-- Start --
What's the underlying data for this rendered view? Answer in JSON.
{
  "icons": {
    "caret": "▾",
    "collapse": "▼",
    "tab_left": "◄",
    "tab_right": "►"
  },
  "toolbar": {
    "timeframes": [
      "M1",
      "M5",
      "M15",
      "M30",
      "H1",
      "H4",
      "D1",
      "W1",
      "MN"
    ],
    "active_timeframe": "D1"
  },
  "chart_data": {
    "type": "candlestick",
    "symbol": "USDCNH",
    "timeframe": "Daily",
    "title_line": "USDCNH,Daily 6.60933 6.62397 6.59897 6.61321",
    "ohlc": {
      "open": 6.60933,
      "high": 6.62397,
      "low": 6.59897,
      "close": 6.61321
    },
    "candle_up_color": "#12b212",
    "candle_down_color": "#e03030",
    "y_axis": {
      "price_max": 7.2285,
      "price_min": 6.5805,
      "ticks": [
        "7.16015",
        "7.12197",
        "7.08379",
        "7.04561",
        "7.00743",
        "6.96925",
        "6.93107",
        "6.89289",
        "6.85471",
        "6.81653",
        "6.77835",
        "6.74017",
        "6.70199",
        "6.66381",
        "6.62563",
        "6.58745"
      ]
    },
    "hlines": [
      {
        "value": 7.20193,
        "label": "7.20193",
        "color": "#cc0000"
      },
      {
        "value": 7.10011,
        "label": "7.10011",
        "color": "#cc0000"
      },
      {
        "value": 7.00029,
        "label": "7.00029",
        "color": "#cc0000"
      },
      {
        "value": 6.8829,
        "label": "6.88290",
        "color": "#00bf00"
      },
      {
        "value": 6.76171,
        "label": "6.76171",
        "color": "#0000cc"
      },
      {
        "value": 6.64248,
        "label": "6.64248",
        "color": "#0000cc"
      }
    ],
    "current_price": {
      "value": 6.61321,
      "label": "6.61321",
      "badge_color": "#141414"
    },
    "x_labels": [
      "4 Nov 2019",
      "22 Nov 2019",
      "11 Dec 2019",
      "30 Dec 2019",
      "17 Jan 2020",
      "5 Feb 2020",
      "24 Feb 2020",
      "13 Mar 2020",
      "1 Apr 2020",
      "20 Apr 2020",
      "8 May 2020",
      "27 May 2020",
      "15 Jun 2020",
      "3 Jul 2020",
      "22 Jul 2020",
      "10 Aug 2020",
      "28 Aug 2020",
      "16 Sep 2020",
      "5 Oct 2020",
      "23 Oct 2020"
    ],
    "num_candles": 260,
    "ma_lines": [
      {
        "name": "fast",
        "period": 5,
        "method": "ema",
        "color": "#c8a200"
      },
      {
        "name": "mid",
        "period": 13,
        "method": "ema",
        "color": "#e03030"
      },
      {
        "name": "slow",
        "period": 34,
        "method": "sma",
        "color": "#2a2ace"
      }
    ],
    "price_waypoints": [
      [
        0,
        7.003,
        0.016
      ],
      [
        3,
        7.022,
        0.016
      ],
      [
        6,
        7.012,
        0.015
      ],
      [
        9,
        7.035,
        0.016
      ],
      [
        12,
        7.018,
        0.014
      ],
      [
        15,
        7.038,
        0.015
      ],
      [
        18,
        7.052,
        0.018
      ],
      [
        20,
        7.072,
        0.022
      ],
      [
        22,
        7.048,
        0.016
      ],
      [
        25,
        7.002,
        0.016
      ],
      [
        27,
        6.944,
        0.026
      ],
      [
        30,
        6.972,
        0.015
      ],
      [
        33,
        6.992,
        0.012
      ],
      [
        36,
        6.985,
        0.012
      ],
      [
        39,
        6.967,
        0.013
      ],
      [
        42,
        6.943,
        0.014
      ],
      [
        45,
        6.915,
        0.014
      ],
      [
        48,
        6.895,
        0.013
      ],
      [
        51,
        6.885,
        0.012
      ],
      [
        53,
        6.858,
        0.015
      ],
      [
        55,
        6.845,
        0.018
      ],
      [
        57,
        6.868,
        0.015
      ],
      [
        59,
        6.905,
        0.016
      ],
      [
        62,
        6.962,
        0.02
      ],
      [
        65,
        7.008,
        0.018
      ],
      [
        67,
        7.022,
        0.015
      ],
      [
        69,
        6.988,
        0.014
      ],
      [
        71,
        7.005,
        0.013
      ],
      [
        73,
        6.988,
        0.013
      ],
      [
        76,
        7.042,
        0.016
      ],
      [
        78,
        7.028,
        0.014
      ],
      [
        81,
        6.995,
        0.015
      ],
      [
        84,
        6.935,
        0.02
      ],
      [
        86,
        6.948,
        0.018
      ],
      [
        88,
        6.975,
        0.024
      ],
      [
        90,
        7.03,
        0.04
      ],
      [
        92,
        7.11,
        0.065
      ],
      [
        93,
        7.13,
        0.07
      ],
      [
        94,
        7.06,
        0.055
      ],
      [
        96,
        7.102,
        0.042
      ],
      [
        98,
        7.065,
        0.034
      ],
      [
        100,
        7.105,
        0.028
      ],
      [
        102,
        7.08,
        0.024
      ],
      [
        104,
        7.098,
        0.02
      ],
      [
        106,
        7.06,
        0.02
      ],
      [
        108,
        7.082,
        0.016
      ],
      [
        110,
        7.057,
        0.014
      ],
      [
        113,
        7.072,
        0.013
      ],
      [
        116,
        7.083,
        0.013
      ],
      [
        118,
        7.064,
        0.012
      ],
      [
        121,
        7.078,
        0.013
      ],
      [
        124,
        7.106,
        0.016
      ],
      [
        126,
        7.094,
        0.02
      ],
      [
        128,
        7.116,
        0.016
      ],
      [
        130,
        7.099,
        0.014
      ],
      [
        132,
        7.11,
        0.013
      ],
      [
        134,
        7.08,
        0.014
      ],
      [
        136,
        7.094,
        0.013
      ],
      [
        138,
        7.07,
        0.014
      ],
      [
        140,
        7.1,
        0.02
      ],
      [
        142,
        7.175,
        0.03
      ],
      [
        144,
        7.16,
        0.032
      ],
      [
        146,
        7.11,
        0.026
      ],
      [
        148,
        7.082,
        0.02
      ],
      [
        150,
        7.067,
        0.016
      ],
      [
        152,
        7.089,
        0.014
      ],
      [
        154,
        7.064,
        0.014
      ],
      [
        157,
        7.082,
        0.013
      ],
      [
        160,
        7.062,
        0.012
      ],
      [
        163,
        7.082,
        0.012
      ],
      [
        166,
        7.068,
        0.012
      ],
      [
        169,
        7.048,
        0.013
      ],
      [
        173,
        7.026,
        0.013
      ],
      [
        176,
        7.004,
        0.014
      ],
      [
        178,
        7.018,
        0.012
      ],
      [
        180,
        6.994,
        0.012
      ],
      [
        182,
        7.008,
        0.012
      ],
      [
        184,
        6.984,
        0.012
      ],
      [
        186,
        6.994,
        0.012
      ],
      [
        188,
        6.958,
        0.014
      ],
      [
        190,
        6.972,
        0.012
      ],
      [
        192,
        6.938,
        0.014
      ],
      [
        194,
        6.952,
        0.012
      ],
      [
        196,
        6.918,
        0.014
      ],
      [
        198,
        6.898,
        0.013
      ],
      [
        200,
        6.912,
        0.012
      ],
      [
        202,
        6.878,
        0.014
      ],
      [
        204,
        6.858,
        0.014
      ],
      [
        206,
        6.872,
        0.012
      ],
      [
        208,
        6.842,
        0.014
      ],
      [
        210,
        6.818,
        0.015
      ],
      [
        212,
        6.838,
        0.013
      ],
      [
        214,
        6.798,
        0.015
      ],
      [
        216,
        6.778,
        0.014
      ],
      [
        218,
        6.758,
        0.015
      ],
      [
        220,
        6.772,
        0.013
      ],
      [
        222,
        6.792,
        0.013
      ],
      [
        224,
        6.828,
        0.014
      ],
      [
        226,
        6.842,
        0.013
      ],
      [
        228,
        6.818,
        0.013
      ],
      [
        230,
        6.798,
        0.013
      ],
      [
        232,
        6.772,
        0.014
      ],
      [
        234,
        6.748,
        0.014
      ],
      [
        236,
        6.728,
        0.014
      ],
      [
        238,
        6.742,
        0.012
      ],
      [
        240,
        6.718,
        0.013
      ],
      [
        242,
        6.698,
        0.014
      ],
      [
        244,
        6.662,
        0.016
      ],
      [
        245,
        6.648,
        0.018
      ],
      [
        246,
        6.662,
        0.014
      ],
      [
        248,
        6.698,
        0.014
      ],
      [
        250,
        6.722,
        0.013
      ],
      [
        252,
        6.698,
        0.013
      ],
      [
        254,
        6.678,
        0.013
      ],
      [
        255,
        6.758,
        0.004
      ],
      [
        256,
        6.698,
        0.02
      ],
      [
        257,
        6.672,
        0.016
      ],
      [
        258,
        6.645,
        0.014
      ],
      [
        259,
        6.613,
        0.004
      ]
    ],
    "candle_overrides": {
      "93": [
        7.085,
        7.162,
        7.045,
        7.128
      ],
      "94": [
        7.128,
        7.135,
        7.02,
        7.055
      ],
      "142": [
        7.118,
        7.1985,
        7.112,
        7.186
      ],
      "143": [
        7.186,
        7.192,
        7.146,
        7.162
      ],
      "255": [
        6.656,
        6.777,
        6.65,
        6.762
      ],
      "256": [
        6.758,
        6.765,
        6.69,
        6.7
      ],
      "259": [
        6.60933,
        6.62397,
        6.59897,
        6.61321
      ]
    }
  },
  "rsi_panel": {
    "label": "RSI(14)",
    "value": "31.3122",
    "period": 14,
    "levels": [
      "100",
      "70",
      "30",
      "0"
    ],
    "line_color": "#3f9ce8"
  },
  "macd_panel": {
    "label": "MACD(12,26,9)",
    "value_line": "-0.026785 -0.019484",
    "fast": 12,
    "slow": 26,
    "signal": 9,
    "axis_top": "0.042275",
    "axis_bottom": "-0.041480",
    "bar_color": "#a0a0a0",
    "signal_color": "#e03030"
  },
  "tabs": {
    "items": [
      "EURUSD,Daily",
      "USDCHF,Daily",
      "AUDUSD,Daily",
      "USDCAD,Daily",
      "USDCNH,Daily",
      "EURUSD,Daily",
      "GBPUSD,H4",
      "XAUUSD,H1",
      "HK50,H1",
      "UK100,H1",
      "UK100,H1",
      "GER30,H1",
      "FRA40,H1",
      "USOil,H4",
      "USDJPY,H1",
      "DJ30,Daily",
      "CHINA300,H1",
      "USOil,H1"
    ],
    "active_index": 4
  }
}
-- End --
To do => Return every line above in which the string "USDCNH" occurs.

Result below =>
    "symbol": "USDCNH",
    "title_line": "USDCNH,Daily 6.60933 6.62397 6.59897 6.61321",
      "USDCNH,Daily",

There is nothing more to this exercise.